Items from a data source ->
****************************************
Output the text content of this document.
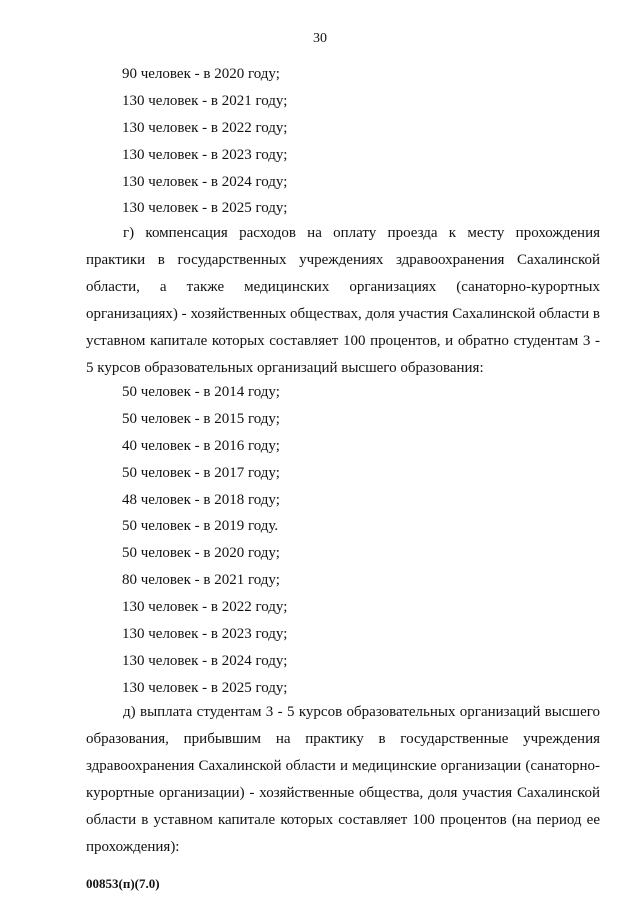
30
90 человек - в 2020 году;
130 человек - в 2021 году;
130 человек - в 2022 году;
130 человек - в 2023 году;
130 человек - в 2024 году;
130 человек - в 2025 году;

г) компенсация расходов на оплату проезда к месту прохождения практики в государственных учреждениях здравоохранения Сахалинской области, а также медицинских организациях (санаторно-курортных организациях) - хозяйственных обществах, доля участия Сахалинской области в уставном капитале которых составляет 100 процентов, и обратно студентам 3 - 5 курсов образовательных организаций высшего образования:

50 человек - в 2014 году;
50 человек - в 2015 году;
40 человек - в 2016 году;
50 человек - в 2017 году;
48 человек - в 2018 году;
50 человек - в 2019 году.
50 человек - в 2020 году;
80 человек - в 2021 году;
130 человек - в 2022 году;
130 человек - в 2023 году;
130 человек - в 2024 году;
130 человек - в 2025 году;

д) выплата студентам 3 - 5 курсов образовательных организаций высшего образования, прибывшим на практику в государственные учреждения здравоохранения Сахалинской области и медицинские организации (санаторно-курортные организации) - хозяйственные общества, доля участия Сахалинской области в уставном капитале которых составляет 100 процентов (на период ее прохождения):

00853(п)(7.0)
****************************************
Problem details -> Quote the material exactly. Pictures stay out.

Correct answer ->
Output the text content of this document.
30
90 человек - в 2020 году;
130 человек - в 2021 году;
130 человек - в 2022 году;
130 человек - в 2023 году;
130 человек - в 2024 году;
130 человек - в 2025 году;

г) компенсация расходов на оплату проезда к месту прохождения практики в государственных учреждениях здравоохранения Сахалинской области, а также медицинских организациях (санаторно-курортных организациях) - хозяйственных обществах, доля участия Сахалинской области в уставном капитале которых составляет 100 процентов, и обратно студентам 3 - 5 курсов образовательных организаций высшего образования:

50 человек - в 2014 году;
50 человек - в 2015 году;
40 человек - в 2016 году;
50 человек - в 2017 году;
48 человек - в 2018 году;
50 человек - в 2019 году.
50 человек - в 2020 году;
80 человек - в 2021 году;
130 человек - в 2022 году;
130 человек - в 2023 году;
130 человек - в 2024 году;
130 человек - в 2025 году;

д) выплата студентам 3 - 5 курсов образовательных организаций высшего образования, прибывшим на практику в государственные учреждения здравоохранения Сахалинской области и медицинские организации (санаторно-курортные организации) - хозяйственные общества, доля участия Сахалинской области в уставном капитале которых составляет 100 процентов (на период ее прохождения):

00853(п)(7.0)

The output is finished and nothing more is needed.